== QUOTED TEXT

After undergraduate and doctoral education at the University of Manchester, Peter Johnson joined the synthetic chemistry group of Professor A. Eschenmoser at the ETH in Zurich. Later he joined E J Corey’s LHASA project at Harvard University. In 1980 Peter joined the University of Leeds, where he is now Emeritus Professor of Chemistry. His research there led to the development of a number of chemistry-based software applications such as SPROUT/CAESA and CLiDE. He also led a synthesis group which accomplished the total synthesis of a number of natural products. Peter has also founded a number of software companies, including LHASA Ltd), Synopsys, and SimBioSys.
Chemists working in discovery-related applications are frequently tasked with developing practical, efficient and cost-effective synthetic routes to complex chemical structures, whether they’re known molecules or new, innovative compounds. For many chemical scientists, the standard approach to solving this synthetic puzzle would include the application of retrosynthetic analysis strategies. Here, we look at how recent advances in the power and capabilities computational retrosynthesis tools are helping chemists plan complex synthesis schemes more efficiently and creatively.
Retrosynthetic analysis: Perhaps the most valuable synthesis planning strategy in a chemist’s toolbox
Retrosynthetic analysis is the art of methodically working back from complex molecules to identify smaller and more readily available starting structures. Formalized and popularized as a problem-solving strategy by the American Nobel prize-winning chemist E. J. Corey in the late 1960s, retrosynthesis involves the application of chemical reaction rules to deconstruct target structures into precursors, and then assessing the availability and suitability of potential reactants.
But just like recreating a delicious restaurant meal that you’ve never cooked before, there are often many steps involved and many decisions to make. The broad range of chemical transformations at chemists’ disposal can present a tsunami of potential retrosynthetic pathways to a given target compound. Some routes identified by retrosynthetic means will be more practical, efficient and cost-effective than others. What’s more, the greater the target’s structural complexity, the more steps are required to work back to suitable starting materials. And with every step generating perhaps dozens of potential precursors, each with retrosynthetic pathways of their own, you soon have more options than the human brain can meaningfully process. In short, exhaustive retrosynthetic analysis can be challenging – even for the most experienced chemists.

====
== INFORMATION GIVEN

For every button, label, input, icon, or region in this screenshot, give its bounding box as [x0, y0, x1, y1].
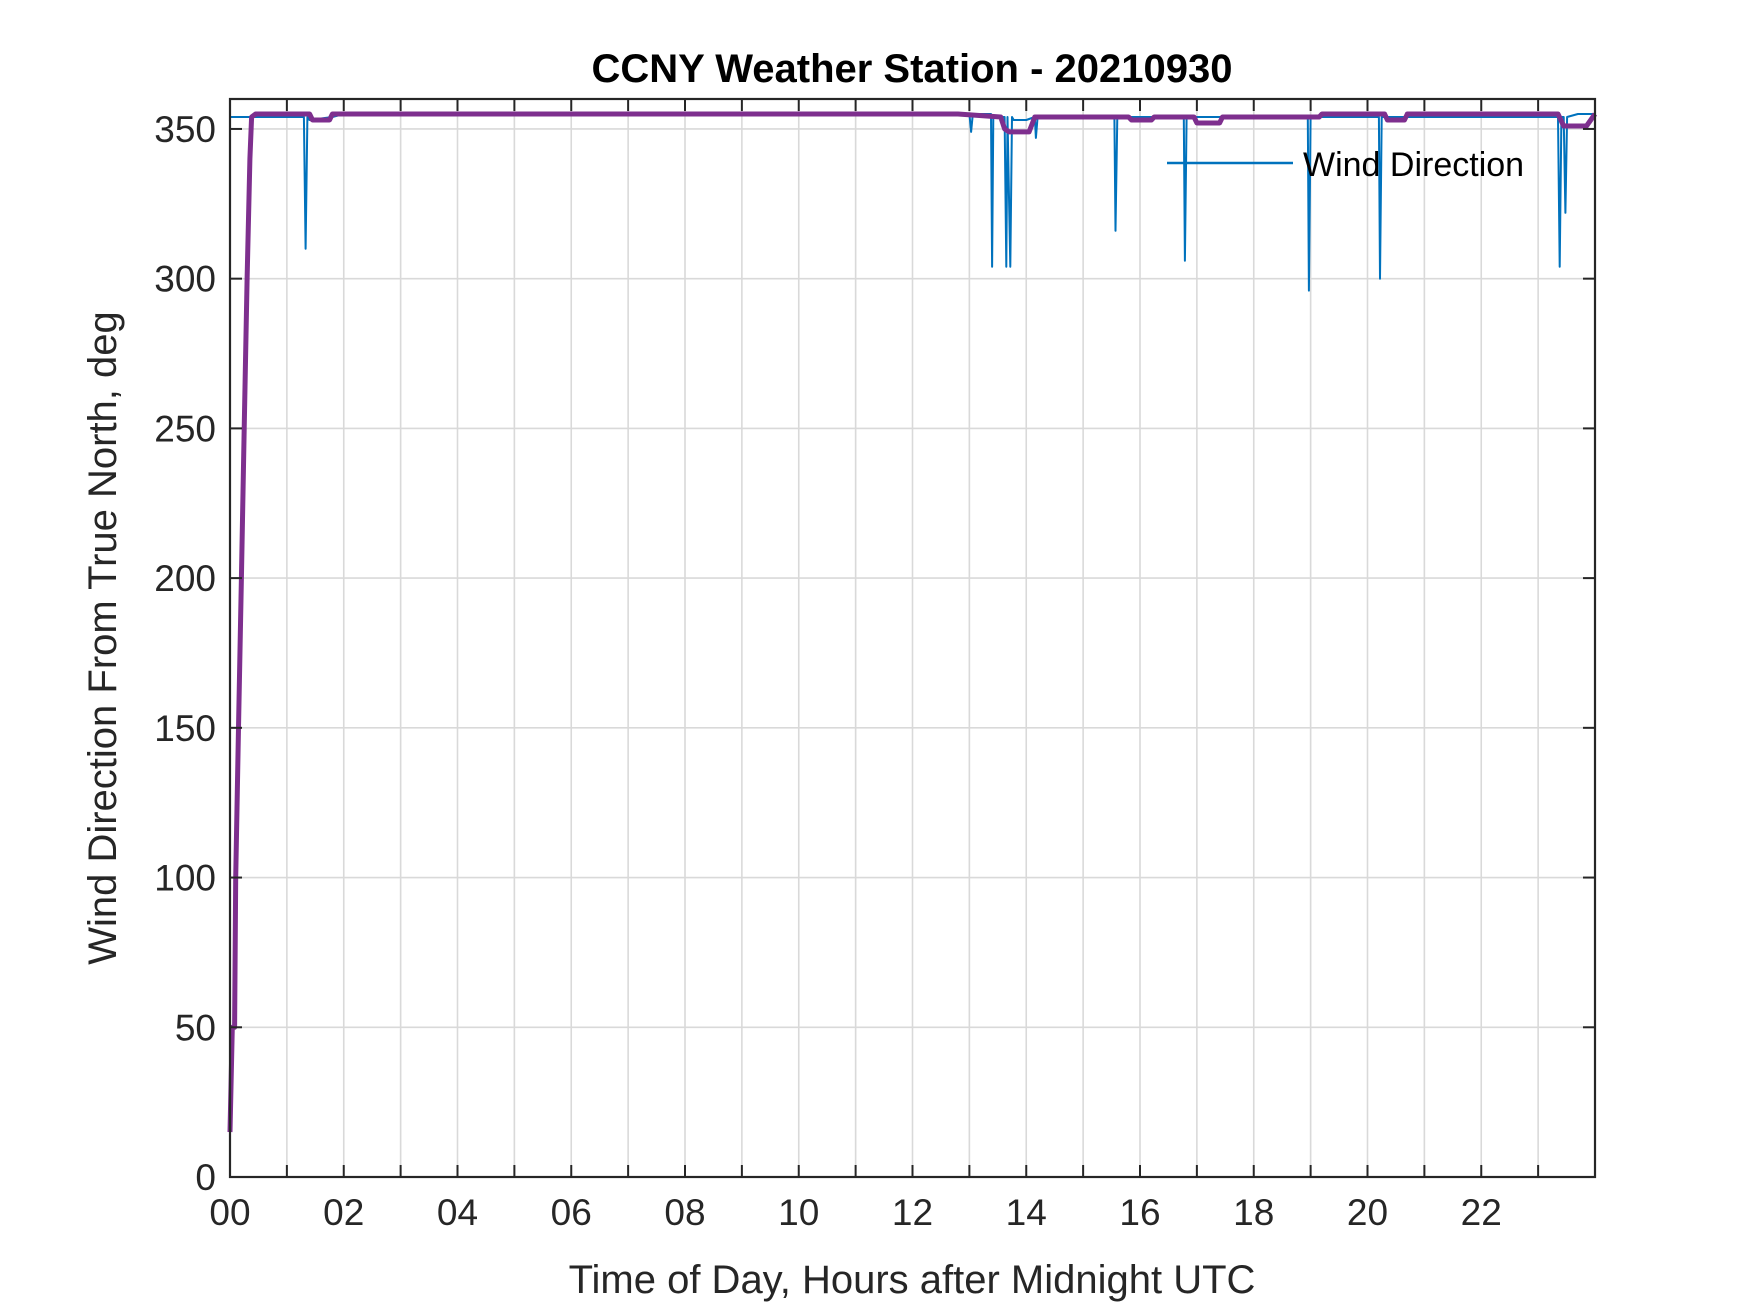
series-line-smoothed — [227, 111, 1598, 1133]
y-tick-label: 300 — [154, 259, 216, 300]
x-tick-label: 22 — [1461, 1192, 1502, 1233]
x-tick-label: 10 — [778, 1192, 819, 1233]
y-tick-label: 50 — [175, 1007, 216, 1048]
grid-lines — [230, 99, 1595, 1177]
x-tick-label: 02 — [323, 1192, 364, 1233]
x-tick-label: 20 — [1347, 1192, 1388, 1233]
x-tick-label: 04 — [437, 1192, 478, 1233]
x-tick-label: 18 — [1233, 1192, 1274, 1233]
y-tick-label: 150 — [154, 708, 216, 749]
x-tick-label: 06 — [551, 1192, 592, 1233]
x-tick-label: 08 — [664, 1192, 705, 1233]
x-tick-label: 16 — [1119, 1192, 1160, 1233]
y-tick-label: 200 — [154, 558, 216, 599]
y-tick-label: 0 — [195, 1157, 216, 1198]
legend-label-wind-direction: Wind Direction — [1303, 146, 1524, 184]
x-tick-label: 14 — [1006, 1192, 1047, 1233]
y-tick-label: 350 — [154, 109, 216, 150]
y-tick-label: 100 — [154, 858, 216, 899]
y-axis-label: Wind Direction From True North, deg — [81, 311, 125, 965]
x-tick-label: 00 — [209, 1192, 250, 1233]
y-tick-label: 250 — [154, 408, 216, 449]
axis-ticks: 00 02 04 06 08 10 12 14 16 18 20 22 0 50 100 150 200 250 3… — [154, 99, 1595, 1233]
x-tick-label: 12 — [892, 1192, 933, 1233]
x-axis-label: Time of Day, Hours after Midnight UTC — [569, 1258, 1256, 1302]
legend: Wind Direction — [1167, 146, 1524, 184]
chart-title: CCNY Weather Station - 20210930 — [592, 47, 1233, 91]
data-series — [227, 111, 1598, 1133]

====

__TO DO__:
1. Rewrite the retrosynthesis article from "After undergraduate and" through "Synopsys, and SimBioSys.", replacing "software companies" with "software firms".
2. According to the retrosynthesis article, which chemist formalized and popularized retrosynthetic analysis as a problem-solving strategy?
3. Continue the retrosynthesis article from where it stops.

__THE REPLIES__:
1.
After undergraduate and doctoral education at the University of Manchester, Peter Johnson joined the synthetic chemistry group of Professor A. Eschenmoser at the ETH in Zurich. Later he joined E J Corey’s LHASA project at Harvard University. In 1980 Peter joined the University of Leeds, where he is now Emeritus Professor of Chemistry. His research there led to the development of a number of chemistry-based software applications such as SPROUT/CAESA and CLiDE. He also led a synthesis group which accomplished the total synthesis of a number of natural products. Peter has also founded a number of software firms, including LHASA Ltd), Synopsys, and SimBioSys.

2. E. J. Corey, the American Nobel prize-winning chemist.

3.
Computational retrosynthetic analysis: A more efficient approach to creative synthesis design
Beginning in the late 60s, pioneering work by Corey and his collaborators laid the foundations of computational retrosynthetic analysis, to provide assistance to brain-only powered retrosynthesis efforts, by applying the same fundamental principles but with the added speed and efficiency offered by computer algorithms. Although the computer hardware and chemistry data available in those early days was puny by today’s standards, the fundamental approach was spot on and truly laid the foundations in the field. Ongoing advances in computing power and the big data revolution mean that today’s digital retrosynthesis tools have elevated this approach to a whole new level where the basic tools are supported by high-quality, comprehensive databases and rule-based algorithms to truly unlock the power of this technique.
One of the biggest advantages of computational retrosynthetic analysis over manual efforts is the way in which digital search tools can draw on a wealth of published knowledge of reactions and reagents. An experienced chemist may know a great many chemical transformations – but it’s unlikely they’ll know every possible reaction that could be used to synthesize a given molecule, whether it is known or unknown.
Computational approaches, on the other hand, can make decisions based on evidence for most reactions that have ever been published, enabling a comprehensive analysis of the vast majority of possible synthetic pathways using information on the cost of materials, number of steps, atom efficiencies, and other factors. As computational approaches are based on hard data and predictive algorithms, they allow chemists to very quickly and confidently identify the best routes to a specific target, reducing trial and error and eliminating associated bottle necks. If the basic scientific content used by a computational retrosynthesis tool is regularly updated, an added bonus is that this ensures that the newest and often most effective chemistries are considered in any search.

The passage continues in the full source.